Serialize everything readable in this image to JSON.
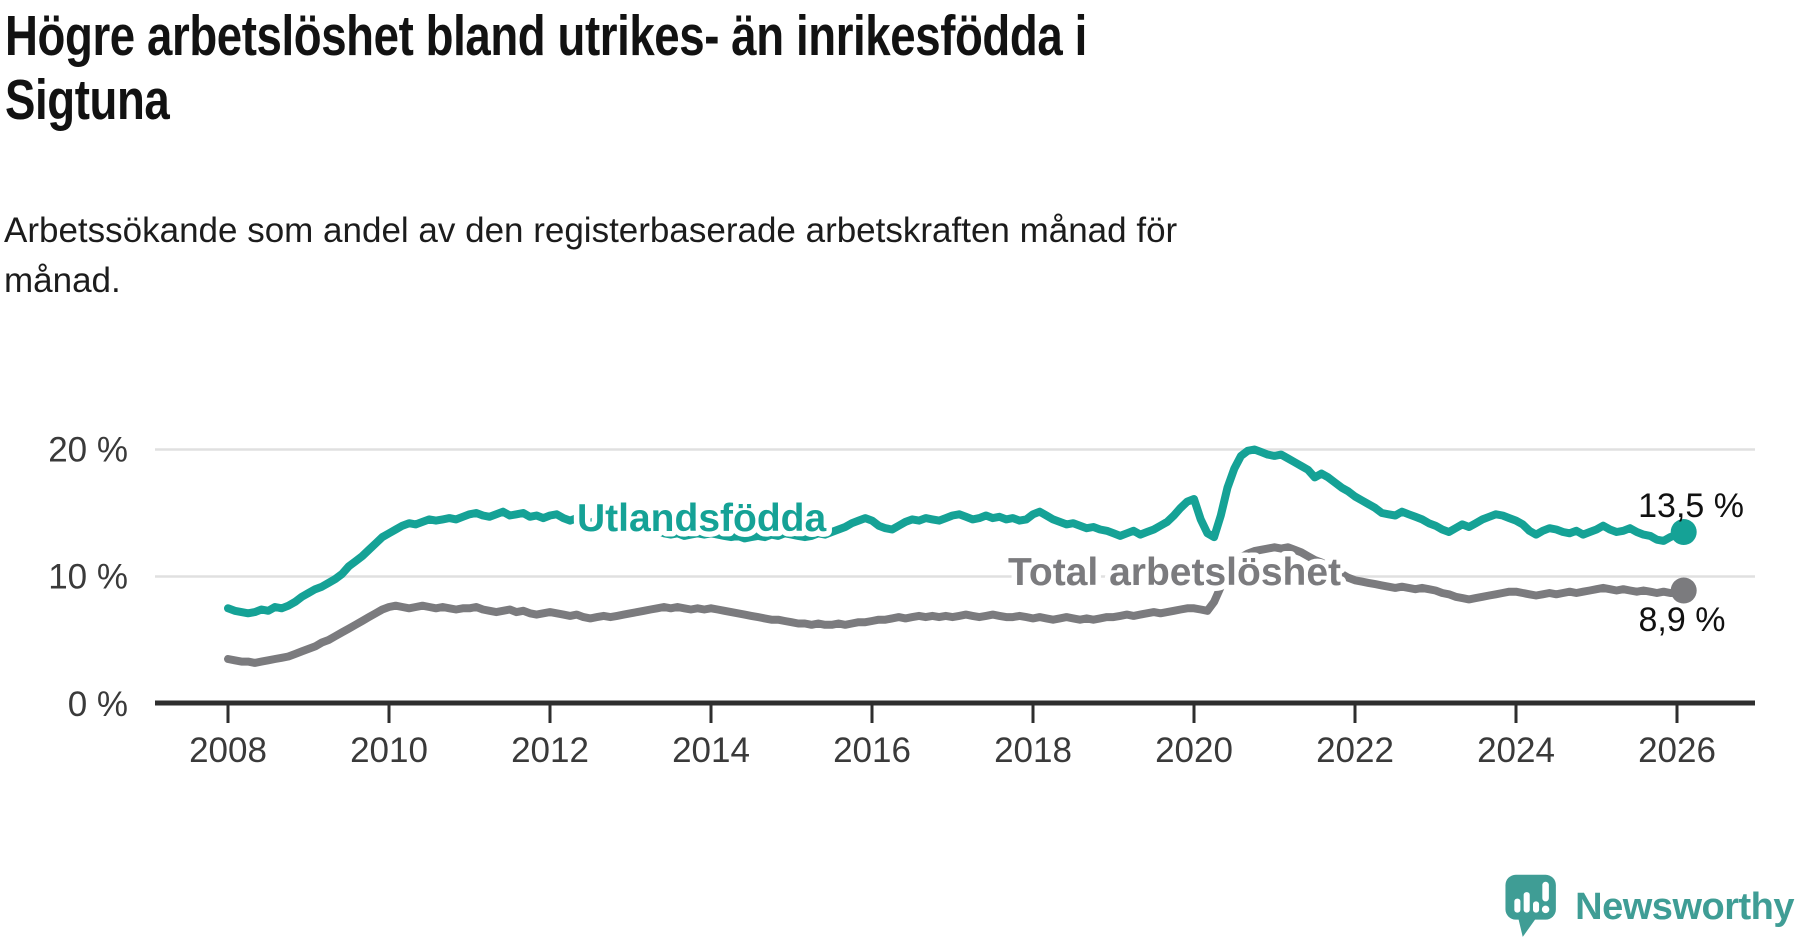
{
  "chart_data": {
    "type": "line",
    "title": "Högre arbetslöshet bland utrikes- än inrikesfödda i Sigtuna",
    "title_lines": [
      "Högre arbetslöshet bland utrikes- än inrikesfödda i",
      "Sigtuna"
    ],
    "subtitle": "Arbetssökande som andel av den registerbaserade arbetskraften månad för månad.",
    "subtitle_lines": [
      "Arbetssökande som andel av den registerbaserade arbetskraften månad för",
      "månad."
    ],
    "xlabel": "",
    "ylabel": "",
    "x_unit": "monthly, year fractions from Jan 2008 to Feb 2026",
    "x_start": 2008.0,
    "x_step": 0.0833,
    "x_ticks": [
      2008,
      2010,
      2012,
      2014,
      2016,
      2018,
      2020,
      2022,
      2024,
      2026
    ],
    "y_ticks": [
      {
        "value": 0,
        "label": "0 %"
      },
      {
        "value": 10,
        "label": "10 %"
      },
      {
        "value": 20,
        "label": "20 %"
      }
    ],
    "ylim": [
      0,
      22
    ],
    "grid": "horizontal",
    "legend": "inline-labels",
    "series": [
      {
        "name": "Utlandsfödda",
        "color": "#15a296",
        "end_label": "13,5 %",
        "end_value": 13.5,
        "values": [
          7.5,
          7.3,
          7.2,
          7.1,
          7.2,
          7.4,
          7.3,
          7.6,
          7.5,
          7.7,
          8.0,
          8.4,
          8.7,
          9.0,
          9.2,
          9.5,
          9.8,
          10.2,
          10.8,
          11.2,
          11.6,
          12.1,
          12.6,
          13.1,
          13.4,
          13.7,
          14.0,
          14.2,
          14.1,
          14.3,
          14.5,
          14.4,
          14.5,
          14.6,
          14.5,
          14.7,
          14.9,
          15.0,
          14.8,
          14.7,
          14.9,
          15.1,
          14.8,
          14.9,
          15.0,
          14.7,
          14.8,
          14.6,
          14.8,
          14.9,
          14.6,
          14.4,
          14.6,
          14.4,
          14.2,
          14.5,
          14.3,
          14.1,
          13.9,
          13.8,
          13.9,
          13.7,
          13.6,
          13.5,
          13.6,
          13.4,
          13.3,
          13.4,
          13.2,
          13.3,
          13.4,
          13.3,
          13.4,
          13.3,
          13.2,
          13.1,
          13.2,
          13.0,
          13.1,
          13.2,
          13.1,
          13.3,
          13.2,
          13.4,
          13.3,
          13.2,
          13.1,
          13.2,
          13.4,
          13.3,
          13.5,
          13.7,
          13.9,
          14.2,
          14.4,
          14.6,
          14.4,
          14.0,
          13.8,
          13.7,
          14.0,
          14.3,
          14.5,
          14.4,
          14.6,
          14.5,
          14.4,
          14.6,
          14.8,
          14.9,
          14.7,
          14.5,
          14.6,
          14.8,
          14.6,
          14.7,
          14.5,
          14.6,
          14.4,
          14.5,
          14.9,
          15.1,
          14.8,
          14.5,
          14.3,
          14.1,
          14.2,
          14.0,
          13.8,
          13.9,
          13.7,
          13.6,
          13.4,
          13.2,
          13.4,
          13.6,
          13.3,
          13.5,
          13.7,
          14.0,
          14.3,
          14.8,
          15.4,
          15.9,
          16.1,
          14.5,
          13.4,
          13.1,
          14.8,
          17.0,
          18.5,
          19.5,
          19.9,
          20.0,
          19.8,
          19.6,
          19.5,
          19.6,
          19.3,
          19.0,
          18.7,
          18.4,
          17.8,
          18.1,
          17.8,
          17.4,
          17.0,
          16.7,
          16.3,
          16.0,
          15.7,
          15.4,
          15.0,
          14.9,
          14.8,
          15.1,
          14.9,
          14.7,
          14.5,
          14.2,
          14.0,
          13.7,
          13.5,
          13.8,
          14.1,
          13.9,
          14.2,
          14.5,
          14.7,
          14.9,
          14.8,
          14.6,
          14.4,
          14.1,
          13.6,
          13.3,
          13.6,
          13.8,
          13.7,
          13.5,
          13.4,
          13.6,
          13.3,
          13.5,
          13.7,
          14.0,
          13.7,
          13.5,
          13.6,
          13.8,
          13.5,
          13.3,
          13.2,
          12.9,
          12.8,
          13.1,
          13.3,
          13.5
        ]
      },
      {
        "name": "Total arbetslöshet",
        "color": "#7b7b7e",
        "end_label": "8,9 %",
        "end_value": 8.9,
        "values": [
          3.5,
          3.4,
          3.3,
          3.3,
          3.2,
          3.3,
          3.4,
          3.5,
          3.6,
          3.7,
          3.9,
          4.1,
          4.3,
          4.5,
          4.8,
          5.0,
          5.3,
          5.6,
          5.9,
          6.2,
          6.5,
          6.8,
          7.1,
          7.4,
          7.6,
          7.7,
          7.6,
          7.5,
          7.6,
          7.7,
          7.6,
          7.5,
          7.6,
          7.5,
          7.4,
          7.5,
          7.5,
          7.6,
          7.4,
          7.3,
          7.2,
          7.3,
          7.4,
          7.2,
          7.3,
          7.1,
          7.0,
          7.1,
          7.2,
          7.1,
          7.0,
          6.9,
          7.0,
          6.8,
          6.7,
          6.8,
          6.9,
          6.8,
          6.9,
          7.0,
          7.1,
          7.2,
          7.3,
          7.4,
          7.5,
          7.6,
          7.5,
          7.6,
          7.5,
          7.4,
          7.5,
          7.4,
          7.5,
          7.4,
          7.3,
          7.2,
          7.1,
          7.0,
          6.9,
          6.8,
          6.7,
          6.6,
          6.6,
          6.5,
          6.4,
          6.3,
          6.3,
          6.2,
          6.3,
          6.2,
          6.2,
          6.3,
          6.2,
          6.3,
          6.4,
          6.4,
          6.5,
          6.6,
          6.6,
          6.7,
          6.8,
          6.7,
          6.8,
          6.9,
          6.8,
          6.9,
          6.8,
          6.9,
          6.8,
          6.9,
          7.0,
          6.9,
          6.8,
          6.9,
          7.0,
          6.9,
          6.8,
          6.8,
          6.9,
          6.8,
          6.7,
          6.8,
          6.7,
          6.6,
          6.7,
          6.8,
          6.7,
          6.6,
          6.7,
          6.6,
          6.7,
          6.8,
          6.8,
          6.9,
          7.0,
          6.9,
          7.0,
          7.1,
          7.2,
          7.1,
          7.2,
          7.3,
          7.4,
          7.5,
          7.5,
          7.4,
          7.3,
          8.0,
          9.2,
          10.3,
          11.0,
          11.5,
          11.8,
          12.0,
          12.1,
          12.2,
          12.3,
          12.2,
          12.3,
          12.1,
          11.9,
          11.6,
          11.3,
          11.1,
          10.8,
          10.5,
          10.2,
          9.9,
          9.7,
          9.6,
          9.5,
          9.4,
          9.3,
          9.2,
          9.1,
          9.2,
          9.1,
          9.0,
          9.1,
          9.0,
          8.9,
          8.7,
          8.6,
          8.4,
          8.3,
          8.2,
          8.3,
          8.4,
          8.5,
          8.6,
          8.7,
          8.8,
          8.8,
          8.7,
          8.6,
          8.5,
          8.6,
          8.7,
          8.6,
          8.7,
          8.8,
          8.7,
          8.8,
          8.9,
          9.0,
          9.1,
          9.0,
          8.9,
          9.0,
          8.9,
          8.8,
          8.9,
          8.8,
          8.7,
          8.8,
          8.7,
          8.7,
          8.9
        ]
      }
    ]
  },
  "branding": {
    "logo_text": "Newsworthy",
    "logo_color": "#3f9d95",
    "icon": "speech-bubble-chart-icon"
  }
}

+++

Work to do: Print the complete listing exactly as it stands, without its pictures.

Solution to this task:
Serialize everything readable in this image to JSON.
{
  "chart_data": {
    "type": "line",
    "title": "Högre arbetslöshet bland utrikes- än inrikesfödda i Sigtuna",
    "title_lines": [
      "Högre arbetslöshet bland utrikes- än inrikesfödda i",
      "Sigtuna"
    ],
    "subtitle": "Arbetssökande som andel av den registerbaserade arbetskraften månad för månad.",
    "subtitle_lines": [
      "Arbetssökande som andel av den registerbaserade arbetskraften månad för",
      "månad."
    ],
    "xlabel": "",
    "ylabel": "",
    "x_unit": "monthly, year fractions from Jan 2008 to Feb 2026",
    "x_start": 2008.0,
    "x_step": 0.0833,
    "x_ticks": [
      2008,
      2010,
      2012,
      2014,
      2016,
      2018,
      2020,
      2022,
      2024,
      2026
    ],
    "y_ticks": [
      {
        "value": 0,
        "label": "0 %"
      },
      {
        "value": 10,
        "label": "10 %"
      },
      {
        "value": 20,
        "label": "20 %"
      }
    ],
    "ylim": [
      0,
      22
    ],
    "grid": "horizontal",
    "legend": "inline-labels",
    "series": [
      {
        "name": "Utlandsfödda",
        "color": "#15a296",
        "end_label": "13,5 %",
        "end_value": 13.5,
        "values": [
          7.5,
          7.3,
          7.2,
          7.1,
          7.2,
          7.4,
          7.3,
          7.6,
          7.5,
          7.7,
          8.0,
          8.4,
          8.7,
          9.0,
          9.2,
          9.5,
          9.8,
          10.2,
          10.8,
          11.2,
          11.6,
          12.1,
          12.6,
          13.1,
          13.4,
          13.7,
          14.0,
          14.2,
          14.1,
          14.3,
          14.5,
          14.4,
          14.5,
          14.6,
          14.5,
          14.7,
          14.9,
          15.0,
          14.8,
          14.7,
          14.9,
          15.1,
          14.8,
          14.9,
          15.0,
          14.7,
          14.8,
          14.6,
          14.8,
          14.9,
          14.6,
          14.4,
          14.6,
          14.4,
          14.2,
          14.5,
          14.3,
          14.1,
          13.9,
          13.8,
          13.9,
          13.7,
          13.6,
          13.5,
          13.6,
          13.4,
          13.3,
          13.4,
          13.2,
          13.3,
          13.4,
          13.3,
          13.4,
          13.3,
          13.2,
          13.1,
          13.2,
          13.0,
          13.1,
          13.2,
          13.1,
          13.3,
          13.2,
          13.4,
          13.3,
          13.2,
          13.1,
          13.2,
          13.4,
          13.3,
          13.5,
          13.7,
          13.9,
          14.2,
          14.4,
          14.6,
          14.4,
          14.0,
          13.8,
          13.7,
          14.0,
          14.3,
          14.5,
          14.4,
          14.6,
          14.5,
          14.4,
          14.6,
          14.8,
          14.9,
          14.7,
          14.5,
          14.6,
          14.8,
          14.6,
          14.7,
          14.5,
          14.6,
          14.4,
          14.5,
          14.9,
          15.1,
          14.8,
          14.5,
          14.3,
          14.1,
          14.2,
          14.0,
          13.8,
          13.9,
          13.7,
          13.6,
          13.4,
          13.2,
          13.4,
          13.6,
          13.3,
          13.5,
          13.7,
          14.0,
          14.3,
          14.8,
          15.4,
          15.9,
          16.1,
          14.5,
          13.4,
          13.1,
          14.8,
          17.0,
          18.5,
          19.5,
          19.9,
          20.0,
          19.8,
          19.6,
          19.5,
          19.6,
          19.3,
          19.0,
          18.7,
          18.4,
          17.8,
          18.1,
          17.8,
          17.4,
          17.0,
          16.7,
          16.3,
          16.0,
          15.7,
          15.4,
          15.0,
          14.9,
          14.8,
          15.1,
          14.9,
          14.7,
          14.5,
          14.2,
          14.0,
          13.7,
          13.5,
          13.8,
          14.1,
          13.9,
          14.2,
          14.5,
          14.7,
          14.9,
          14.8,
          14.6,
          14.4,
          14.1,
          13.6,
          13.3,
          13.6,
          13.8,
          13.7,
          13.5,
          13.4,
          13.6,
          13.3,
          13.5,
          13.7,
          14.0,
          13.7,
          13.5,
          13.6,
          13.8,
          13.5,
          13.3,
          13.2,
          12.9,
          12.8,
          13.1,
          13.3,
          13.5
        ]
      },
      {
        "name": "Total arbetslöshet",
        "color": "#7b7b7e",
        "end_label": "8,9 %",
        "end_value": 8.9,
        "values": [
          3.5,
          3.4,
          3.3,
          3.3,
          3.2,
          3.3,
          3.4,
          3.5,
          3.6,
          3.7,
          3.9,
          4.1,
          4.3,
          4.5,
          4.8,
          5.0,
          5.3,
          5.6,
          5.9,
          6.2,
          6.5,
          6.8,
          7.1,
          7.4,
          7.6,
          7.7,
          7.6,
          7.5,
          7.6,
          7.7,
          7.6,
          7.5,
          7.6,
          7.5,
          7.4,
          7.5,
          7.5,
          7.6,
          7.4,
          7.3,
          7.2,
          7.3,
          7.4,
          7.2,
          7.3,
          7.1,
          7.0,
          7.1,
          7.2,
          7.1,
          7.0,
          6.9,
          7.0,
          6.8,
          6.7,
          6.8,
          6.9,
          6.8,
          6.9,
          7.0,
          7.1,
          7.2,
          7.3,
          7.4,
          7.5,
          7.6,
          7.5,
          7.6,
          7.5,
          7.4,
          7.5,
          7.4,
          7.5,
          7.4,
          7.3,
          7.2,
          7.1,
          7.0,
          6.9,
          6.8,
          6.7,
          6.6,
          6.6,
          6.5,
          6.4,
          6.3,
          6.3,
          6.2,
          6.3,
          6.2,
          6.2,
          6.3,
          6.2,
          6.3,
          6.4,
          6.4,
          6.5,
          6.6,
          6.6,
          6.7,
          6.8,
          6.7,
          6.8,
          6.9,
          6.8,
          6.9,
          6.8,
          6.9,
          6.8,
          6.9,
          7.0,
          6.9,
          6.8,
          6.9,
          7.0,
          6.9,
          6.8,
          6.8,
          6.9,
          6.8,
          6.7,
          6.8,
          6.7,
          6.6,
          6.7,
          6.8,
          6.7,
          6.6,
          6.7,
          6.6,
          6.7,
          6.8,
          6.8,
          6.9,
          7.0,
          6.9,
          7.0,
          7.1,
          7.2,
          7.1,
          7.2,
          7.3,
          7.4,
          7.5,
          7.5,
          7.4,
          7.3,
          8.0,
          9.2,
          10.3,
          11.0,
          11.5,
          11.8,
          12.0,
          12.1,
          12.2,
          12.3,
          12.2,
          12.3,
          12.1,
          11.9,
          11.6,
          11.3,
          11.1,
          10.8,
          10.5,
          10.2,
          9.9,
          9.7,
          9.6,
          9.5,
          9.4,
          9.3,
          9.2,
          9.1,
          9.2,
          9.1,
          9.0,
          9.1,
          9.0,
          8.9,
          8.7,
          8.6,
          8.4,
          8.3,
          8.2,
          8.3,
          8.4,
          8.5,
          8.6,
          8.7,
          8.8,
          8.8,
          8.7,
          8.6,
          8.5,
          8.6,
          8.7,
          8.6,
          8.7,
          8.8,
          8.7,
          8.8,
          8.9,
          9.0,
          9.1,
          9.0,
          8.9,
          9.0,
          8.9,
          8.8,
          8.9,
          8.8,
          8.7,
          8.8,
          8.7,
          8.7,
          8.9
        ]
      }
    ]
  },
  "branding": {
    "logo_text": "Newsworthy",
    "logo_color": "#3f9d95",
    "icon": "speech-bubble-chart-icon"
  }
}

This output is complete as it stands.